## SHORT PROBLEM
Of all the lines in the material, how many include the word "Minh"? Reply with the number alone.

## DATASET ENTRIES
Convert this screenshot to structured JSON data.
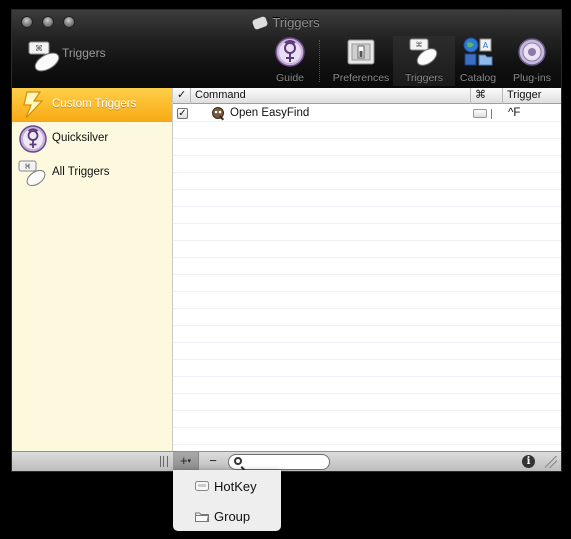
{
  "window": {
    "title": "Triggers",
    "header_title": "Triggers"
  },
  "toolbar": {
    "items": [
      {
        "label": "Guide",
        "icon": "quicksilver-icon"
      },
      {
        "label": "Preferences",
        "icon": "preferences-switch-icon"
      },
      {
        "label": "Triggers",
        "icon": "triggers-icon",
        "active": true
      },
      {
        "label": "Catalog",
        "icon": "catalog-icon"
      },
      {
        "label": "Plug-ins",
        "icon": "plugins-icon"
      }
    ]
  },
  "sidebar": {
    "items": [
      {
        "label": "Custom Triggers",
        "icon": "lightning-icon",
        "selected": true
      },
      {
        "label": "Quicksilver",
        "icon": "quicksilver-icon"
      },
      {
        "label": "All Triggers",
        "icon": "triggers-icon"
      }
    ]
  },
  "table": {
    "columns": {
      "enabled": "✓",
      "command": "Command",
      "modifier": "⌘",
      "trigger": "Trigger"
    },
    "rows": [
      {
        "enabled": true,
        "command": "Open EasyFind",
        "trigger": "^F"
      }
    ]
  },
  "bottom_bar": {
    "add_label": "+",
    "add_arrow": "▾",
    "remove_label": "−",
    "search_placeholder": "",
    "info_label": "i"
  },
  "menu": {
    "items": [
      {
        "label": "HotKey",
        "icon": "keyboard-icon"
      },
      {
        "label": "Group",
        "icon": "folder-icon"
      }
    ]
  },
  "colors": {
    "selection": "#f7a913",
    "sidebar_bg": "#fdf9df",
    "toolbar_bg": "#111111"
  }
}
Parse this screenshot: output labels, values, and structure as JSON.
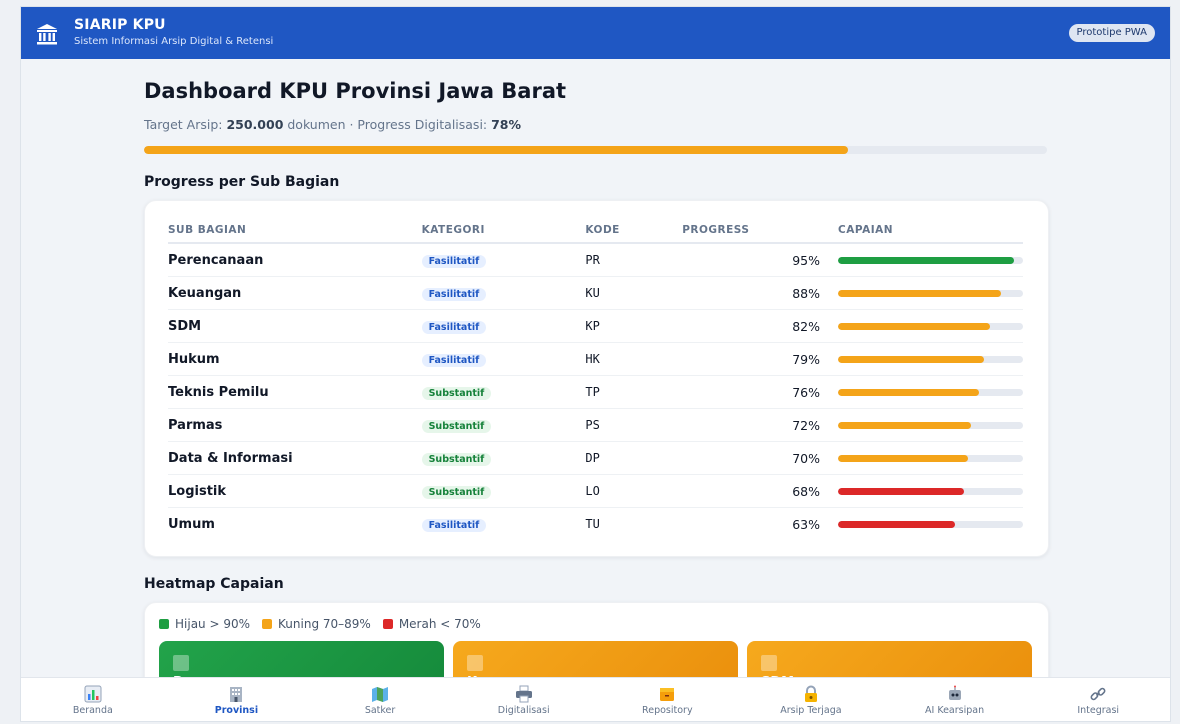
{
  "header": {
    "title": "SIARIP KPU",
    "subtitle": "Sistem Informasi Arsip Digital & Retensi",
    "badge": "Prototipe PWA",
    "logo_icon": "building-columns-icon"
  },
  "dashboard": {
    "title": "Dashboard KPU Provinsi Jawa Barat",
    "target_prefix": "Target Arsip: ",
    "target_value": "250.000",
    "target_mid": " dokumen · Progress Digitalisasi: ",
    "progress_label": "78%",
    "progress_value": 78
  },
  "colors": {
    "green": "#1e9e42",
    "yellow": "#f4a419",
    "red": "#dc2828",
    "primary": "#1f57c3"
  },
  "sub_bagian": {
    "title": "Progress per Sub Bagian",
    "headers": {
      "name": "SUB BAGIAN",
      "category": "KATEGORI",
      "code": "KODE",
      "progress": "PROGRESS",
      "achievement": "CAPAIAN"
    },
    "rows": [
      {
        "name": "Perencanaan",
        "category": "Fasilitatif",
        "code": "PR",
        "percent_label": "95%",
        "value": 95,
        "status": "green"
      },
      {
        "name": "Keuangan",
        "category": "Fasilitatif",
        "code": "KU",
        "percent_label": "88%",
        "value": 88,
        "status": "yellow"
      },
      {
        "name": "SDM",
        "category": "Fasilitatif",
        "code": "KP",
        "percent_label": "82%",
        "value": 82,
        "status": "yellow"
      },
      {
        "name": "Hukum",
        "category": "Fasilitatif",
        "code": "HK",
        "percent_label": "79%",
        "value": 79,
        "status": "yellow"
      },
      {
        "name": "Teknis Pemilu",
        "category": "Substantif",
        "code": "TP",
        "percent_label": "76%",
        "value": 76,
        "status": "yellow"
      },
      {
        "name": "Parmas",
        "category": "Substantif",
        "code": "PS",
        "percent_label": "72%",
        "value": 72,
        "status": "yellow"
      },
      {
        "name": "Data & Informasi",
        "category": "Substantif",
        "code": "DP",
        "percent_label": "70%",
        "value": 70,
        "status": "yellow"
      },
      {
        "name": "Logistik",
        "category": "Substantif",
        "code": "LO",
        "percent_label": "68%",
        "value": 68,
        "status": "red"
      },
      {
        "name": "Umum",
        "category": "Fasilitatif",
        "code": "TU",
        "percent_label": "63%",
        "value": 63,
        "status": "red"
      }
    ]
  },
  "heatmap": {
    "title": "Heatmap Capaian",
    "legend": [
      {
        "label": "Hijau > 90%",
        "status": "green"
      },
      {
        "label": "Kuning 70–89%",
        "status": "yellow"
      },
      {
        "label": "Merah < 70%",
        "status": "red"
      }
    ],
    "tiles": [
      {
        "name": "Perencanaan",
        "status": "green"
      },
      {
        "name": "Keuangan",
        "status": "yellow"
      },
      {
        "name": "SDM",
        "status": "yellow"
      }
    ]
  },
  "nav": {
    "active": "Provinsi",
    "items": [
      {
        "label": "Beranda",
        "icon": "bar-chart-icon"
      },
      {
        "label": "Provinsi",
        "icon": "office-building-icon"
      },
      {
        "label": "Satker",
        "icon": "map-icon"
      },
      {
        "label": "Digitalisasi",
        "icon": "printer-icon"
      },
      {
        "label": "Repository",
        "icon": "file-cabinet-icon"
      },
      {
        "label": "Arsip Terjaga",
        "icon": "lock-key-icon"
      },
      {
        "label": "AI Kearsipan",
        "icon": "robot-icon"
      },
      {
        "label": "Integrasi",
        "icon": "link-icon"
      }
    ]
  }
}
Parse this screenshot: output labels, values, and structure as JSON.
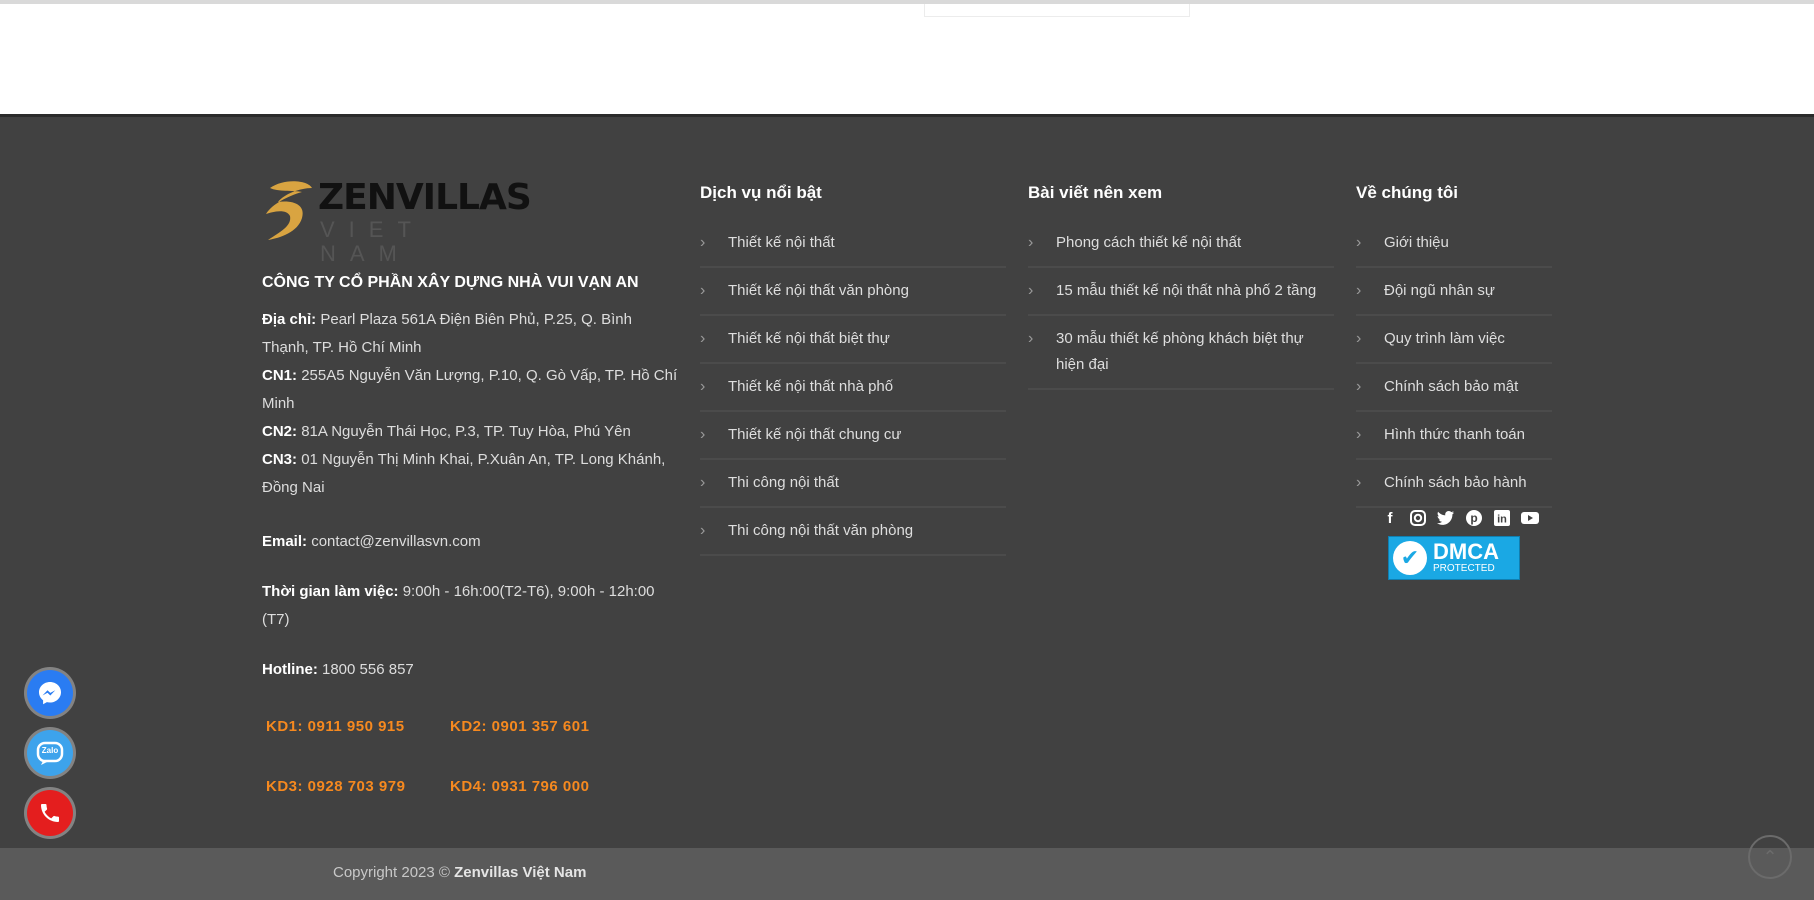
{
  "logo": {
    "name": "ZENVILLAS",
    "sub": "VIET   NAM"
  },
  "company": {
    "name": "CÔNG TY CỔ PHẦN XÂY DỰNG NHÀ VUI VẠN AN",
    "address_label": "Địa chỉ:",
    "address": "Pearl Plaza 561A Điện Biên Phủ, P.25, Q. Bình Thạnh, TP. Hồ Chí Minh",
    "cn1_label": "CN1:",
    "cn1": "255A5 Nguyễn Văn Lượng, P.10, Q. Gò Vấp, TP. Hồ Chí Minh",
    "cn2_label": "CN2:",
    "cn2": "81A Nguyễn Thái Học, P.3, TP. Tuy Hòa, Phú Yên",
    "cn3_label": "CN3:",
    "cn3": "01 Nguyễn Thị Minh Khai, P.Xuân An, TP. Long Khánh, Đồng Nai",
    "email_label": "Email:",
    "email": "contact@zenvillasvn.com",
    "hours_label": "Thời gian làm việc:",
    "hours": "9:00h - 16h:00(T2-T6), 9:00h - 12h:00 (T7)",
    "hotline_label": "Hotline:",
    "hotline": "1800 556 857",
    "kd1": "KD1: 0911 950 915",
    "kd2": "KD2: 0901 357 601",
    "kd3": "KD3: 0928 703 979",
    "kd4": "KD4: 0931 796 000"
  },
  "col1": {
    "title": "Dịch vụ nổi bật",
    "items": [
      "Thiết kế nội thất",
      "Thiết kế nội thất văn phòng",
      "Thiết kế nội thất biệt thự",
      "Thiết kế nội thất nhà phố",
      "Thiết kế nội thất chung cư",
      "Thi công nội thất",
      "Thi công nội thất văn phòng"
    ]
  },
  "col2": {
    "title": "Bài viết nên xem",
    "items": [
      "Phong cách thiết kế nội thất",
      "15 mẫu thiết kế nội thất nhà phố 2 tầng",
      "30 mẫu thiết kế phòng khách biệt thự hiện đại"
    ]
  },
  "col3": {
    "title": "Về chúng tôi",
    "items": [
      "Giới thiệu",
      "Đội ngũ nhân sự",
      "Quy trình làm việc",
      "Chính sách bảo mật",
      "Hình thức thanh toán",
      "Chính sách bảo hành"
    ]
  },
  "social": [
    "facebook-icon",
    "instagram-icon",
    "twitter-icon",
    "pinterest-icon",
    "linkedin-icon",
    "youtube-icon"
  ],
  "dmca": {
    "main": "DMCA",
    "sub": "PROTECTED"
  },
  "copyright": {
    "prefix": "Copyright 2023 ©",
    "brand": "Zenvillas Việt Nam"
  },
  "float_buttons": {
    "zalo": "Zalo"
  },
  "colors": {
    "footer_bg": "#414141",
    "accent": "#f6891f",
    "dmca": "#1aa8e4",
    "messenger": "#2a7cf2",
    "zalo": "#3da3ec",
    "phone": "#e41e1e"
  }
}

## SOLUTION TO THE EXERCISE
3